▶ EXERCISE
Gather, from the listing beneath this task, every line holding the string "secure".

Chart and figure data
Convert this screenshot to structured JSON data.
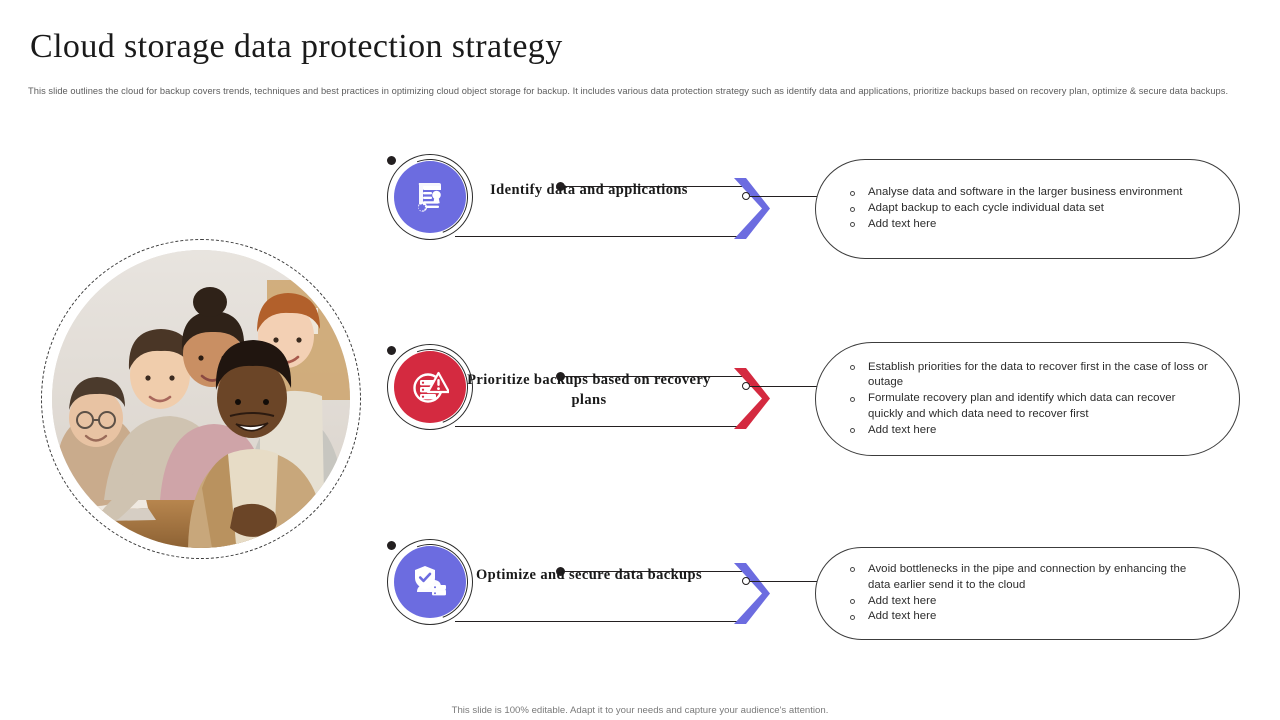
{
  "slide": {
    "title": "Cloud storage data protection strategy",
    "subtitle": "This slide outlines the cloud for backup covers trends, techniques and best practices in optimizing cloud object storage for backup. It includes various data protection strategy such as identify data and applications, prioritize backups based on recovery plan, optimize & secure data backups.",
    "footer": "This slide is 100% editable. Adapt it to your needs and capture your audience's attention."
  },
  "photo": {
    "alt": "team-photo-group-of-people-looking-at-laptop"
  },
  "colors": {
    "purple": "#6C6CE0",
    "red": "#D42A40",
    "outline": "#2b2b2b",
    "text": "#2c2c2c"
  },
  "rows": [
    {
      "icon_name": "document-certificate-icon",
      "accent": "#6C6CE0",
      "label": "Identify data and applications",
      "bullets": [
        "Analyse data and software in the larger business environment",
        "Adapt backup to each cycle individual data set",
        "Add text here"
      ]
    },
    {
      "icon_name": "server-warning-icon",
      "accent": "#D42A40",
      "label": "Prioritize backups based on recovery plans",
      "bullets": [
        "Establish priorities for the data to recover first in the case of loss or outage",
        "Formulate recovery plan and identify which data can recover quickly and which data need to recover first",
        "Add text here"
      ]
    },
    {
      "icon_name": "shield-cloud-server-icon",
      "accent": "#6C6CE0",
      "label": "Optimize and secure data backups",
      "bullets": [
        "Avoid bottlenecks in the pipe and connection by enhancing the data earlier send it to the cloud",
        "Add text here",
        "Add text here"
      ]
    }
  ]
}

▶ PROBLEM SOLUTION
    "subtitle": "This slide outlines the cloud for backup covers trends, techniques and best practices in optimizing cloud object storage for backup. It includes various data protection strategy such as identify data and applications, prioritize backups based on recovery plan, optimize & secure data backups.",
      "label": "Optimize and secure data backups",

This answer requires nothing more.